__TASK BRIEF__.
Reply with only the number of lines that contain the string "text".

__DATA PROVIDED__.

# # #

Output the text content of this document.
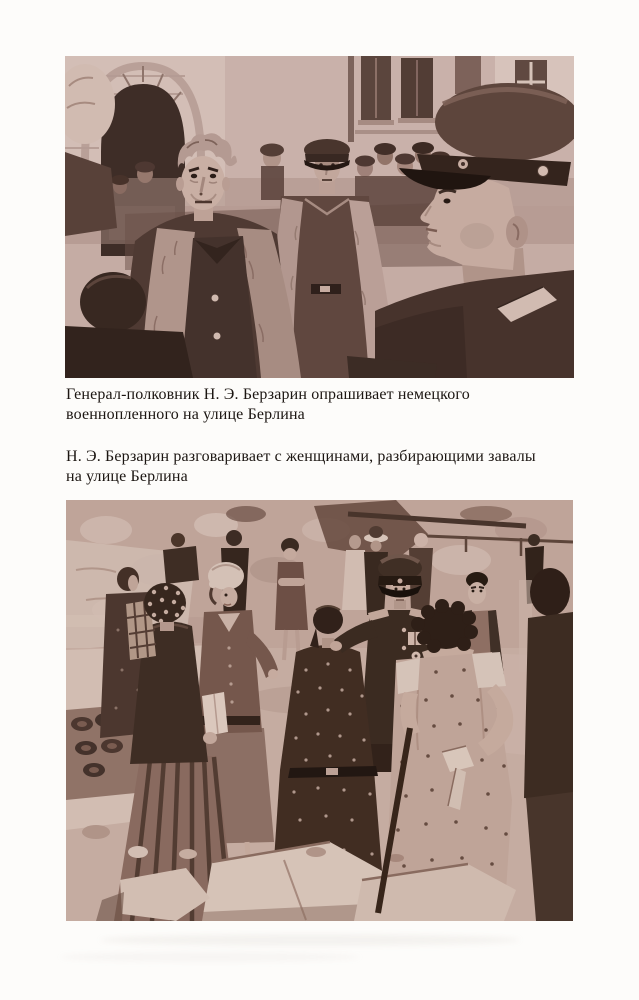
Генерал-полковник Н. Э. Берзарин опрашивает немецкого
военнопленного на улице Берлина
Н. Э. Берзарин разговаривает с женщинами, разбирающими завалы
на улице Берлина
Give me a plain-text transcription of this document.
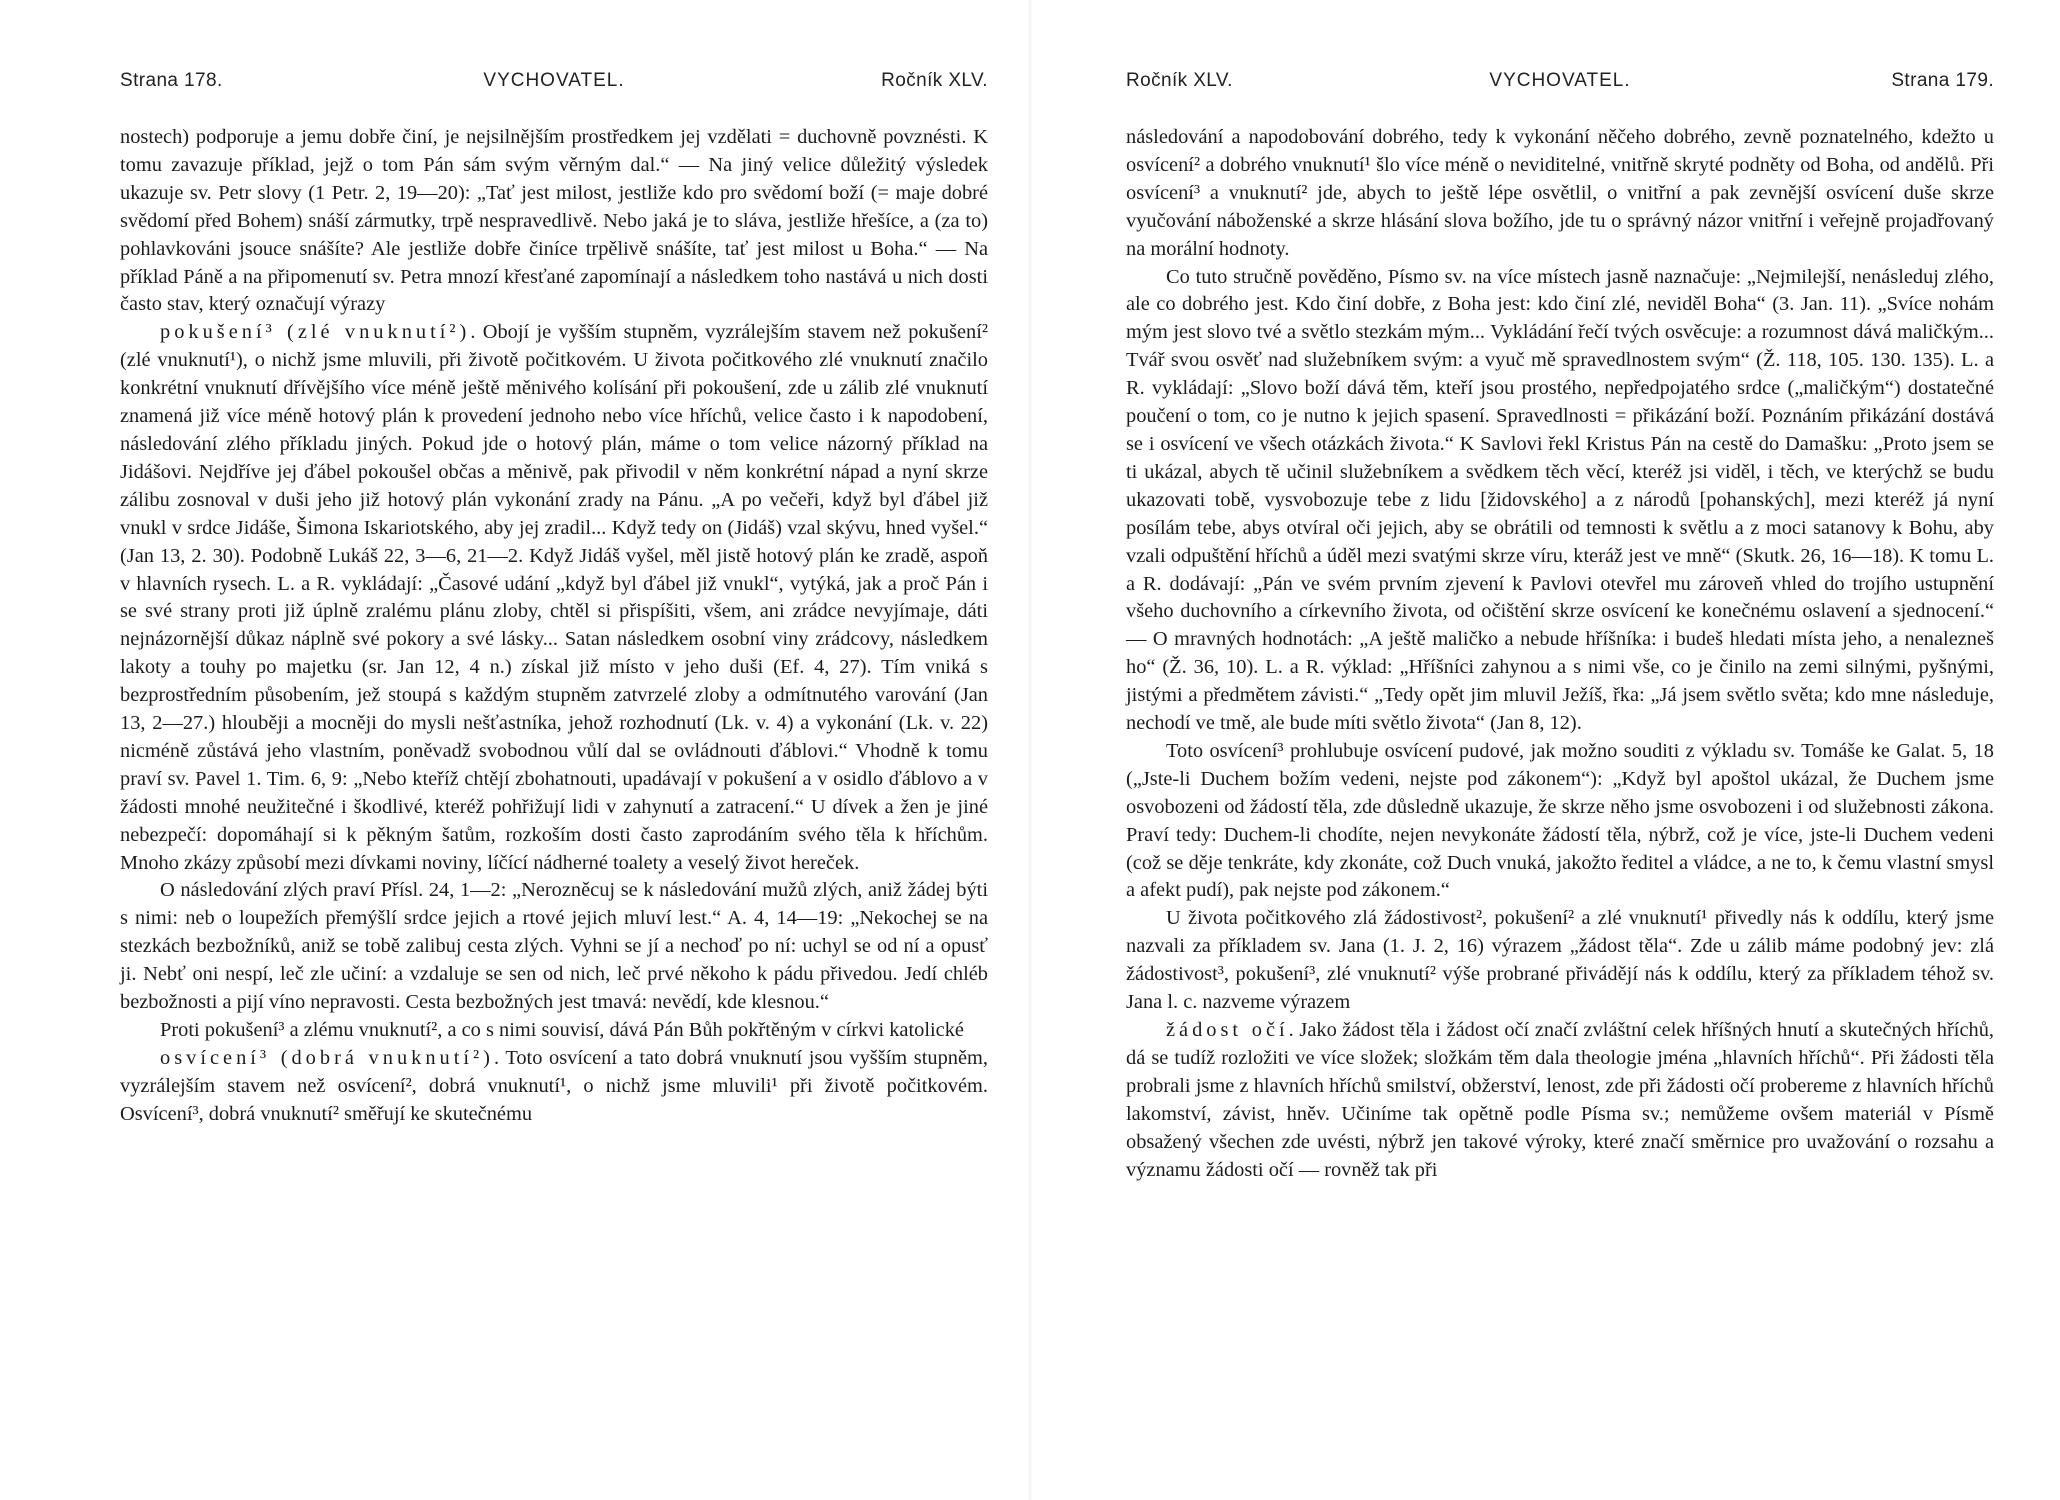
Strana 178.	VYCHOVATEL.	Ročník XLV.

nostech) podporuje a jemu dobře činí, je nejsilnějším prostředkem jej vzdělati = duchovně povznésti. K tomu zavazuje příklad, jejž o tom Pán sám svým věrným dal.“ — Na jiný velice důležitý výsledek ukazuje sv. Petr slovy (1 Petr. 2, 19—20): „Tať jest milost, jestliže kdo pro svědomí boží (= maje dobré svědomí před Bohem) snáší zármutky, trpě nespravedlivě. Nebo jaká je to sláva, jestliže hřešíce, a (za to) pohlavkováni jsouce snášíte? Ale jestliže dobře činíce trpělivě snášíte, tať jest milost u Boha.“ — Na příklad Páně a na připomenutí sv. Petra mnozí křesťané zapomínají a následkem toho nastává u nich dosti často stav, který označují výrazy

pokušení³ (zlé vnuknutí²). Obojí je vyšším stupněm, vyzrálejším stavem než pokušení² (zlé vnuknutí¹), o nichž jsme mluvili, při životě počitkovém. U života počitkového zlé vnuknutí značilo konkrétní vnuknutí dřívějšího více méně ještě měnivého kolísání při pokoušení, zde u zálib zlé vnuknutí znamená již více méně hotový plán k provedení jednoho nebo více hříchů, velice často i k napodobení, následování zlého příkladu jiných. Pokud jde o hotový plán, máme o tom velice názorný příklad na Jidášovi. Nejdříve jej ďábel pokoušel občas a měnivě, pak přivodil v něm konkrétní nápad a nyní skrze zálibu zosnoval v duši jeho již hotový plán vykonání zrady na Pánu. „A po večeři, když byl ďábel již vnukl v srdce Jidáše, Šimona Iskariotského, aby jej zradil... Když tedy on (Jidáš) vzal skývu, hned vyšel.“ (Jan 13, 2. 30). Podobně Lukáš 22, 3—6, 21—2. Když Jidáš vyšel, měl jistě hotový plán ke zradě, aspoň v hlavních rysech. L. a R. vykládají: „Časové udání „když byl ďábel již vnukl“, vytýká, jak a proč Pán i se své strany proti již úplně zralému plánu zloby, chtěl si přispíšiti, všem, ani zrádce nevyjímaje, dáti nejnázornější důkaz náplně své pokory a své lásky... Satan následkem osobní viny zrádcovy, následkem lakoty a touhy po majetku (sr. Jan 12, 4 n.) získal již místo v jeho duši (Ef. 4, 27). Tím vniká s bezprostředním působením, jež stoupá s každým stupněm zatvrzelé zloby a odmítnutého varování (Jan 13, 2—27.) hlouběji a mocněji do mysli nešťastníka, jehož rozhodnutí (Lk. v. 4) a vykonání (Lk. v. 22) nicméně zůstává jeho vlastním, poněvadž svobodnou vůlí dal se ovládnouti ďáblovi.“ Vhodně k tomu praví sv. Pavel 1. Tim. 6, 9: „Nebo kteříž chtějí zbohatnouti, upadávají v pokušení a v osidlo ďáblovo a v žádosti mnohé neužitečné i škodlivé, kteréž pohřižují lidi v zahynutí a zatracení.“ U dívek a žen je jiné nebezpečí: dopomáhají si k pěkným šatům, rozkoším dosti často zaprodáním svého těla k hříchům. Mnoho zkázy způsobí mezi dívkami noviny, líčící nádherné toalety a veselý život hereček.

O následování zlých praví Přísl. 24, 1—2: „Nerozněcuj se k následování mužů zlých, aniž žádej býti s nimi: neb o loupežích přemýšlí srdce jejich a rtové jejich mluví lest.“ A. 4, 14—19: „Nekochej se na stezkách bezbožníků, aniž se tobě zalibuj cesta zlých. Vyhni se jí a nechoď po ní: uchyl se od ní a opusť ji. Nebť oni nespí, leč zle učiní: a vzdaluje se sen od nich, leč prvé někoho k pádu přivedou. Jedí chléb bezbožnosti a pijí víno nepravosti. Cesta bezbožných jest tmavá: nevědí, kde klesnou.“

Proti pokušení³ a zlému vnuknutí², a co s nimi souvisí, dává Pán Bůh pokřtěným v církvi katolické

osvícení³ (dobrá vnuknutí²). Toto osvícení a tato dobrá vnuknutí jsou vyšším stupněm, vyzrálejším stavem než osvícení², dobrá vnuknutí¹, o nichž jsme mluvili¹ při životě počitkovém. Osvícení³, dobrá vnuknutí² směřují ke skutečnému

Ročník XLV.	VYCHOVATEL.	Strana 179.

následování a napodobování dobrého, tedy k vykonání něčeho dobrého, zevně poznatelného, kdežto u osvícení² a dobrého vnuknutí¹ šlo více méně o neviditelné, vnitřně skryté podněty od Boha, od andělů. Při osvícení³ a vnuknutí² jde, abych to ještě lépe osvětlil, o vnitřní a pak zevnější osvícení duše skrze vyučování náboženské a skrze hlásání slova božího, jde tu o správný názor vnitřní i veřejně projadřovaný na morální hodnoty.

Co tuto stručně pověděno, Písmo sv. na více místech jasně naznačuje: „Nejmilejší, nenásleduj zlého, ale co dobrého jest. Kdo činí dobře, z Boha jest: kdo činí zlé, neviděl Boha“ (3. Jan. 11). „Svíce nohám mým jest slovo tvé a světlo stezkám mým... Vykládání řečí tvých osvěcuje: a rozumnost dává maličkým... Tvář svou osvěť nad služebníkem svým: a vyuč mě spravedlnostem svým“ (Ž. 118, 105. 130. 135). L. a R. vykládají: „Slovo boží dává těm, kteří jsou prostého, nepředpojatého srdce („maličkým“) dostatečné poučení o tom, co je nutno k jejich spasení. Spravedlnosti = přikázání boží. Poznáním přikázání dostává se i osvícení ve všech otázkách života.“ K Savlovi řekl Kristus Pán na cestě do Damašku: „Proto jsem se ti ukázal, abych tě učinil služebníkem a svědkem těch věcí, kteréž jsi viděl, i těch, ve kterýchž se budu ukazovati tobě, vysvobozuje tebe z lidu [židovského] a z národů [pohanských], mezi kteréž já nyní posílám tebe, abys otvíral oči jejich, aby se obrátili od temnosti k světlu a z moci satanovy k Bohu, aby vzali odpuštění hříchů a úděl mezi svatými skrze víru, kteráž jest ve mně“ (Skutk. 26, 16—18). K tomu L. a R. dodávají: „Pán ve svém prvním zjevení k Pavlovi otevřel mu zároveň vhled do trojího ustupnění všeho duchovního a církevního života, od očištění skrze osvícení ke konečnému oslavení a sjednocení.“ — O mravných hodnotách: „A ještě maličko a nebude hříšníka: i budeš hledati místa jeho, a nenalezneš ho“ (Ž. 36, 10). L. a R. výklad: „Hříšníci zahynou a s nimi vše, co je činilo na zemi silnými, pyšnými, jistými a předmětem závisti.“ „Tedy opět jim mluvil Ježíš, řka: „Já jsem světlo světa; kdo mne následuje, nechodí ve tmě, ale bude míti světlo života“ (Jan 8, 12).

Toto osvícení³ prohlubuje osvícení pudové, jak možno souditi z výkladu sv. Tomáše ke Galat. 5, 18 („Jste-li Duchem božím vedeni, nejste pod zákonem“): „Když byl apoštol ukázal, že Duchem jsme osvobozeni od žádostí těla, zde důsledně ukazuje, že skrze něho jsme osvobozeni i od služebnosti zákona. Praví tedy: Duchem-li chodíte, nejen nevykonáte žádostí těla, nýbrž, což je více, jste-li Duchem vedeni (což se děje tenkráte, kdy zkonáte, což Duch vnuká, jakožto ředitel a vládce, a ne to, k čemu vlastní smysl a afekt pudí), pak nejste pod zákonem.“

U života počitkového zlá žádostivost², pokušení² a zlé vnuknutí¹ přivedly nás k oddílu, který jsme nazvali za příkladem sv. Jana (1. J. 2, 16) výrazem „žádost těla“. Zde u zálib máme podobný jev: zlá žádostivost³, pokušení³, zlé vnuknutí² výše probrané přivádějí nás k oddílu, který za příkladem téhož sv. Jana l. c. nazveme výrazem

žádost očí. Jako žádost těla i žádost očí značí zvláštní celek hříšných hnutí a skutečných hříchů, dá se tudíž rozložiti ve více složek; složkám těm dala theologie jména „hlavních hříchů“. Při žádosti těla probrali jsme z hlavních hříchů smilství, obžerství, lenost, zde při žádosti očí probereme z hlavních hříchů lakomství, závist, hněv. Učiníme tak opětně podle Písma sv.; nemůžeme ovšem materiál v Písmě obsažený všechen zde uvésti, nýbrž jen takové výroky, které značí směrnice pro uvažování o rozsahu a významu žádosti očí — rovněž tak při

# # #

__FULL SOLUTION__.
2